__WORK INSTRUCTIONS__.
Extract and repeat the lines of every item word for word.

++++ STORED RECORDS

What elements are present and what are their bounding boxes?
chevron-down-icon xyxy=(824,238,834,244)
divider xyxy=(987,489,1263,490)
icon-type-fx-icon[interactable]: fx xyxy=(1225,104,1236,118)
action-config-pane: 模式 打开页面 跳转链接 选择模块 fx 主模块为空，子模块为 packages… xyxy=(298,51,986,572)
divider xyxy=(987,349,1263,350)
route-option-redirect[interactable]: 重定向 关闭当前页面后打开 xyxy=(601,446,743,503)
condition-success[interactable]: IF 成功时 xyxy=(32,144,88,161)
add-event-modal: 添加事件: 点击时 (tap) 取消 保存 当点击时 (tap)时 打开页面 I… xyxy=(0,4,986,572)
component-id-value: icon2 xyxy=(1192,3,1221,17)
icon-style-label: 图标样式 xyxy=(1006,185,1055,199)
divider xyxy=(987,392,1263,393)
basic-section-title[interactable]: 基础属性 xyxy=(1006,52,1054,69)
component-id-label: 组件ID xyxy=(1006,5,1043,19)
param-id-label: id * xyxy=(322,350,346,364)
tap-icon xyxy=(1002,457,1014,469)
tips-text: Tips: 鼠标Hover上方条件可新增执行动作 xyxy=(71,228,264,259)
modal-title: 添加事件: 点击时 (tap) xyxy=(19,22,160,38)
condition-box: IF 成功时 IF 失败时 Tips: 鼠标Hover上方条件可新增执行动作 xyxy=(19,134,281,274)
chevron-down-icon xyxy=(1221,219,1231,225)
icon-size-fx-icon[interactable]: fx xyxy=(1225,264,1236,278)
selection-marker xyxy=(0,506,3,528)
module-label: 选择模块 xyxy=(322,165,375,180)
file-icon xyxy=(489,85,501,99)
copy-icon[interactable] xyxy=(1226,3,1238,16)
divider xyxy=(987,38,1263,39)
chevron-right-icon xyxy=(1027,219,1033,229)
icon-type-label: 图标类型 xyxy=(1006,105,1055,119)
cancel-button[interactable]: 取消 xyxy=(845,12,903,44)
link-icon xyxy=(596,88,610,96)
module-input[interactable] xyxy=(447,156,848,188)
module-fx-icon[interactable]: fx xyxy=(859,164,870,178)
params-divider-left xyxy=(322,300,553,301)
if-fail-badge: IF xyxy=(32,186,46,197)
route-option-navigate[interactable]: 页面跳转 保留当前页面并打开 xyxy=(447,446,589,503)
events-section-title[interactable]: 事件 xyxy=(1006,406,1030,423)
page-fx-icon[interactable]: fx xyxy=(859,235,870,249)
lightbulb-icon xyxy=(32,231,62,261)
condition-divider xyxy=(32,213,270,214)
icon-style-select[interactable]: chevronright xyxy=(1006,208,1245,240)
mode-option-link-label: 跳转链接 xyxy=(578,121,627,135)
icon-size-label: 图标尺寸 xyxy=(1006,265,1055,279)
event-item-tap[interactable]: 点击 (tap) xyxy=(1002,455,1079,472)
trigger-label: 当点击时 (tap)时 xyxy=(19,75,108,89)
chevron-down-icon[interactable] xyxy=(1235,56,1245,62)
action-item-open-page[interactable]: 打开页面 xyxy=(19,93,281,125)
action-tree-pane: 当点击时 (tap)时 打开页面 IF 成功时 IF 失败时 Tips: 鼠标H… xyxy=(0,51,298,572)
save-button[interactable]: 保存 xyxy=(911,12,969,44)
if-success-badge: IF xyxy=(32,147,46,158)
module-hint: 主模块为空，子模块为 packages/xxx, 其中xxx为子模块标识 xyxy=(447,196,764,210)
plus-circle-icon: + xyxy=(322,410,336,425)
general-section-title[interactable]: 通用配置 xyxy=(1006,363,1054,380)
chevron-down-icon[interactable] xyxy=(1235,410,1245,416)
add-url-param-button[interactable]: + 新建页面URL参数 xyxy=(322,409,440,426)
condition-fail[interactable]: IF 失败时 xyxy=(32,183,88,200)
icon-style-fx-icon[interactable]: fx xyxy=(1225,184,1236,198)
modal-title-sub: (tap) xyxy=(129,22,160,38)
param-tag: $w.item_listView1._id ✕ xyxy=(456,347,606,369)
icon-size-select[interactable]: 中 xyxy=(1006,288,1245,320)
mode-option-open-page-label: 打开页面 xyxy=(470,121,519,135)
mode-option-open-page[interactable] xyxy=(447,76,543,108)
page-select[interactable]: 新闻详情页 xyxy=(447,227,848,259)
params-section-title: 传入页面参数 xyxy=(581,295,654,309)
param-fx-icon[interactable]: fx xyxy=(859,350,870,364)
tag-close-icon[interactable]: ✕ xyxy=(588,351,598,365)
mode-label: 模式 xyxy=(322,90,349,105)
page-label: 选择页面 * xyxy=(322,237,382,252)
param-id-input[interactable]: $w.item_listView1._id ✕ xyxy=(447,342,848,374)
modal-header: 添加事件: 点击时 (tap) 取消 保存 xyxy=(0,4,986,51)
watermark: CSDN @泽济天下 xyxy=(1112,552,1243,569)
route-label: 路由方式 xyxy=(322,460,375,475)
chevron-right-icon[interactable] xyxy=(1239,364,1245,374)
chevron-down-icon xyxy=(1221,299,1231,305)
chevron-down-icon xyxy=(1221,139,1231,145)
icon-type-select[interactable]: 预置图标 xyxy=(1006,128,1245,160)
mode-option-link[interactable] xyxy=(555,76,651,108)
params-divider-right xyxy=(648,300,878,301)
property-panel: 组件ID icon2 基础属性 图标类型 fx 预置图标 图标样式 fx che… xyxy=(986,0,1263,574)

++++++++

__EXERCISE SOLUTION__.
What elements are present and what are their bounding boxes?
chevron-down-icon xyxy=(824,238,834,244)
divider xyxy=(987,489,1263,490)
icon-type-fx-icon[interactable]: fx xyxy=(1225,104,1236,118)
action-config-pane: 模式 打开页面 跳转链接 选择模块 fx 主模块为空，子模块为 packages… xyxy=(298,51,986,572)
divider xyxy=(987,349,1263,350)
route-option-redirect[interactable]: 重定向 关闭当前页面后打开 xyxy=(601,446,743,503)
condition-success[interactable]: IF 成功时 xyxy=(32,144,88,161)
add-event-modal: 添加事件: 点击时 (tap) 取消 保存 当点击时 (tap)时 打开页面 I… xyxy=(0,4,986,572)
component-id-value: icon2 xyxy=(1192,3,1221,17)
icon-style-label: 图标样式 xyxy=(1006,185,1055,199)
divider xyxy=(987,392,1263,393)
basic-section-title[interactable]: 基础属性 xyxy=(1006,52,1054,69)
component-id-label: 组件ID xyxy=(1006,5,1043,19)
param-id-label: id * xyxy=(322,350,346,364)
tap-icon xyxy=(1002,457,1014,469)
tips-text: Tips: 鼠标Hover上方条件可新增执行动作 xyxy=(71,228,264,259)
modal-title: 添加事件: 点击时 (tap) xyxy=(19,22,160,38)
condition-box: IF 成功时 IF 失败时 Tips: 鼠标Hover上方条件可新增执行动作 xyxy=(19,134,281,274)
chevron-down-icon xyxy=(1221,219,1231,225)
icon-size-fx-icon[interactable]: fx xyxy=(1225,264,1236,278)
selection-marker xyxy=(0,506,3,528)
module-label: 选择模块 xyxy=(322,165,375,180)
file-icon xyxy=(489,85,501,99)
copy-icon[interactable] xyxy=(1226,3,1238,16)
divider xyxy=(987,38,1263,39)
chevron-right-icon xyxy=(1027,219,1033,229)
icon-type-label: 图标类型 xyxy=(1006,105,1055,119)
cancel-button[interactable]: 取消 xyxy=(845,12,903,44)
link-icon xyxy=(596,88,610,96)
module-input[interactable] xyxy=(447,156,848,188)
module-fx-icon[interactable]: fx xyxy=(859,164,870,178)
params-divider-left xyxy=(322,300,553,301)
if-fail-badge: IF xyxy=(32,186,46,197)
route-option-navigate[interactable]: 页面跳转 保留当前页面并打开 xyxy=(447,446,589,503)
events-section-title[interactable]: 事件 xyxy=(1006,406,1030,423)
page-fx-icon[interactable]: fx xyxy=(859,235,870,249)
lightbulb-icon xyxy=(32,231,62,261)
condition-divider xyxy=(32,213,270,214)
icon-style-select[interactable]: chevronright xyxy=(1006,208,1245,240)
mode-option-link-label: 跳转链接 xyxy=(578,121,627,135)
icon-size-label: 图标尺寸 xyxy=(1006,265,1055,279)
event-item-tap[interactable]: 点击 (tap) xyxy=(1002,455,1079,472)
trigger-label: 当点击时 (tap)时 xyxy=(19,75,108,89)
chevron-down-icon[interactable] xyxy=(1235,56,1245,62)
action-item-open-page[interactable]: 打开页面 xyxy=(19,93,281,125)
action-tree-pane: 当点击时 (tap)时 打开页面 IF 成功时 IF 失败时 Tips: 鼠标H… xyxy=(0,51,298,572)
save-button[interactable]: 保存 xyxy=(911,12,969,44)
if-success-badge: IF xyxy=(32,147,46,158)
module-hint: 主模块为空，子模块为 packages/xxx, 其中xxx为子模块标识 xyxy=(447,196,764,210)
plus-circle-icon: + xyxy=(322,410,336,425)
general-section-title[interactable]: 通用配置 xyxy=(1006,363,1054,380)
chevron-down-icon[interactable] xyxy=(1235,410,1245,416)
add-url-param-button[interactable]: + 新建页面URL参数 xyxy=(322,409,440,426)
condition-fail[interactable]: IF 失败时 xyxy=(32,183,88,200)
icon-style-fx-icon[interactable]: fx xyxy=(1225,184,1236,198)
modal-title-sub: (tap) xyxy=(129,22,160,38)
param-tag: $w.item_listView1._id ✕ xyxy=(456,347,606,369)
icon-size-select[interactable]: 中 xyxy=(1006,288,1245,320)
mode-option-open-page-label: 打开页面 xyxy=(470,121,519,135)
mode-option-open-page[interactable] xyxy=(447,76,543,108)
page-select[interactable]: 新闻详情页 xyxy=(447,227,848,259)
params-section-title: 传入页面参数 xyxy=(581,295,654,309)
param-fx-icon[interactable]: fx xyxy=(859,350,870,364)
tag-close-icon[interactable]: ✕ xyxy=(588,351,598,365)
mode-label: 模式 xyxy=(322,90,349,105)
page-label: 选择页面 * xyxy=(322,237,382,252)
param-id-input[interactable]: $w.item_listView1._id ✕ xyxy=(447,342,848,374)
modal-header: 添加事件: 点击时 (tap) 取消 保存 xyxy=(0,4,986,51)
watermark: CSDN @泽济天下 xyxy=(1112,552,1243,569)
route-label: 路由方式 xyxy=(322,460,375,475)
chevron-right-icon[interactable] xyxy=(1239,364,1245,374)
chevron-down-icon xyxy=(1221,299,1231,305)
chevron-down-icon xyxy=(1221,139,1231,145)
icon-type-select[interactable]: 预置图标 xyxy=(1006,128,1245,160)
mode-option-link[interactable] xyxy=(555,76,651,108)
params-divider-right xyxy=(648,300,878,301)
property-panel: 组件ID icon2 基础属性 图标类型 fx 预置图标 图标样式 fx che… xyxy=(986,0,1263,574)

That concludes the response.